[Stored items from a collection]
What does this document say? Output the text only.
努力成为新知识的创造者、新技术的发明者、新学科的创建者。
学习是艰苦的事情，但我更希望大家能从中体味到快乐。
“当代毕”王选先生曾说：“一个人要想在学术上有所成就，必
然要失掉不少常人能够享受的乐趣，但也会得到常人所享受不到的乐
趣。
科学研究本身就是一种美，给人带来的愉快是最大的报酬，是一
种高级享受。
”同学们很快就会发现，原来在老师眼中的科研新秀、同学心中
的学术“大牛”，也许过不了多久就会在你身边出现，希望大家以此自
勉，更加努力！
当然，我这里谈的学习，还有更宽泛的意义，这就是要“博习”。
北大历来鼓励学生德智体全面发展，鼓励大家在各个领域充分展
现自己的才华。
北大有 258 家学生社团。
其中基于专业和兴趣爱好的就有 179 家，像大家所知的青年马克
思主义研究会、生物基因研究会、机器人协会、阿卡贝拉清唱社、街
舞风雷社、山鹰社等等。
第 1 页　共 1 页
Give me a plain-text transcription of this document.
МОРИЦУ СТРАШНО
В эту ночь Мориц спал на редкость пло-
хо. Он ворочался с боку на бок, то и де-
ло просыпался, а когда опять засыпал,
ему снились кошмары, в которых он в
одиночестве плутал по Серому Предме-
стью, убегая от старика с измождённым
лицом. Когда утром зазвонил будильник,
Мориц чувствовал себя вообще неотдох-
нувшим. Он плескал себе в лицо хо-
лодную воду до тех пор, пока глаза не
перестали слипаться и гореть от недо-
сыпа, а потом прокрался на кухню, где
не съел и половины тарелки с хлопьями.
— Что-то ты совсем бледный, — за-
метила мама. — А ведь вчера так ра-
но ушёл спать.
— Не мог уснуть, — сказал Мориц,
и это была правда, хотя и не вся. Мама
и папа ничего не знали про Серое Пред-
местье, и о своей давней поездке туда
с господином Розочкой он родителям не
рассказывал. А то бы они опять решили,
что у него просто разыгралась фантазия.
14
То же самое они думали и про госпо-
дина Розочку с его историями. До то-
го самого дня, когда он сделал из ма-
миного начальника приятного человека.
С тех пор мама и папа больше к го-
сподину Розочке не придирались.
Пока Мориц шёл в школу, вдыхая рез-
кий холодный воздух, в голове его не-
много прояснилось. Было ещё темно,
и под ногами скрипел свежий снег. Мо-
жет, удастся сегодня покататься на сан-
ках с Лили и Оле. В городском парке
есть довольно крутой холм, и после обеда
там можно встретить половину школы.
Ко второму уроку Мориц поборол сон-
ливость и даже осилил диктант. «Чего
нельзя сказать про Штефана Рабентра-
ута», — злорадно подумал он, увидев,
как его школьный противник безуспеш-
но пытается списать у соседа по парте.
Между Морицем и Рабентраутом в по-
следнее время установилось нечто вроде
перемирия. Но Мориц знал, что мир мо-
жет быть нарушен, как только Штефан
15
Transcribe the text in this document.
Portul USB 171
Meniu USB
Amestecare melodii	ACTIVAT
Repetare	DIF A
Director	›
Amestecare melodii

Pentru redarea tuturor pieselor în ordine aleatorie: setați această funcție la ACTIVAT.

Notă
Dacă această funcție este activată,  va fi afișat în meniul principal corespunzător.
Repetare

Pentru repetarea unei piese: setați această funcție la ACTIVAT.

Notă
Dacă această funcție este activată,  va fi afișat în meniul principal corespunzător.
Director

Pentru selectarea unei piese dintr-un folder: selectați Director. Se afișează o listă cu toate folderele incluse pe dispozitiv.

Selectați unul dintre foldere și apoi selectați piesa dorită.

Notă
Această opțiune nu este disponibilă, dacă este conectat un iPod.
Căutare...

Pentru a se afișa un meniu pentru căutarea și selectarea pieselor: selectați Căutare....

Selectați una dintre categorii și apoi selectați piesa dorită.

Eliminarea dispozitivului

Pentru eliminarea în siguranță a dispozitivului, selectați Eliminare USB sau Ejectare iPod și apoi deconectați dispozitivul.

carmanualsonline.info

→ To be done
Write the complete data out, exactly as above.

→ Worked solution
What does this document say? Output the text only.
努力成为新知识的创造者、新技术的发明者、新学科的创建者。
学习是艰苦的事情，但我更希望大家能从中体味到快乐。
“当代毕”王选先生曾说：“一个人要想在学术上有所成就，必
然要失掉不少常人能够享受的乐趣，但也会得到常人所享受不到的乐
趣。
科学研究本身就是一种美，给人带来的愉快是最大的报酬，是一
种高级享受。
”同学们很快就会发现，原来在老师眼中的科研新秀、同学心中
的学术“大牛”，也许过不了多久就会在你身边出现，希望大家以此自
勉，更加努力！
当然，我这里谈的学习，还有更宽泛的意义，这就是要“博习”。
北大历来鼓励学生德智体全面发展，鼓励大家在各个领域充分展
现自己的才华。
北大有 258 家学生社团。
其中基于专业和兴趣爱好的就有 179 家，像大家所知的青年马克
思主义研究会、生物基因研究会、机器人协会、阿卡贝拉清唱社、街
舞风雷社、山鹰社等等。
第 1 页　共 1 页
Give me a plain-text transcription of this document.
МОРИЦУ СТРАШНО
В эту ночь Мориц спал на редкость пло-
хо. Он ворочался с боку на бок, то и де-
ло просыпался, а когда опять засыпал,
ему снились кошмары, в которых он в
одиночестве плутал по Серому Предме-
стью, убегая от старика с измождённым
лицом. Когда утром зазвонил будильник,
Мориц чувствовал себя вообще неотдох-
нувшим. Он плескал себе в лицо хо-
лодную воду до тех пор, пока глаза не
перестали слипаться и гореть от недо-
сыпа, а потом прокрался на кухню, где
не съел и половины тарелки с хлопьями.
— Что-то ты совсем бледный, — за-
метила мама. — А ведь вчера так ра-
но ушёл спать.
— Не мог уснуть, — сказал Мориц,
и это была правда, хотя и не вся. Мама
и папа ничего не знали про Серое Пред-
местье, и о своей давней поездке туда
с господином Розочкой он родителям не
рассказывал. А то бы они опять решили,
что у него просто разыгралась фантазия.
14
То же самое они думали и про госпо-
дина Розочку с его историями. До то-
го самого дня, когда он сделал из ма-
миного начальника приятного человека.
С тех пор мама и папа больше к го-
сподину Розочке не придирались.
Пока Мориц шёл в школу, вдыхая рез-
кий холодный воздух, в голове его не-
много прояснилось. Было ещё темно,
и под ногами скрипел свежий снег. Мо-
жет, удастся сегодня покататься на сан-
ках с Лили и Оле. В городском парке
есть довольно крутой холм, и после обеда
там можно встретить половину школы.
Ко второму уроку Мориц поборол сон-
ливость и даже осилил диктант. «Чего
нельзя сказать про Штефана Рабентра-
ута», — злорадно подумал он, увидев,
как его школьный противник безуспеш-
но пытается списать у соседа по парте.
Между Морицем и Рабентраутом в по-
следнее время установилось нечто вроде
перемирия. Но Мориц знал, что мир мо-
жет быть нарушен, как только Штефан
15
Transcribe the text in this document.
Portul USB 171
Meniu USB
Amestecare melodii	ACTIVAT
Repetare	DIF A
Director	›
Amestecare melodii

Pentru redarea tuturor pieselor în ordine aleatorie: setați această funcție la ACTIVAT.

Notă
Dacă această funcție este activată,  va fi afișat în meniul principal corespunzător.
Repetare

Pentru repetarea unei piese: setați această funcție la ACTIVAT.

Notă
Dacă această funcție este activată,  va fi afișat în meniul principal corespunzător.
Director

Pentru selectarea unei piese dintr-un folder: selectați Director. Se afișează o listă cu toate folderele incluse pe dispozitiv.

Selectați unul dintre foldere și apoi selectați piesa dorită.

Notă
Această opțiune nu este disponibilă, dacă este conectat un iPod.
Căutare...

Pentru a se afișa un meniu pentru căutarea și selectarea pieselor: selectați Căutare....

Selectați una dintre categorii și apoi selectați piesa dorită.

Eliminarea dispozitivului

Pentru eliminarea în siguranță a dispozitivului, selectați Eliminare USB sau Ejectare iPod și apoi deconectați dispozitivul.

carmanualsonline.info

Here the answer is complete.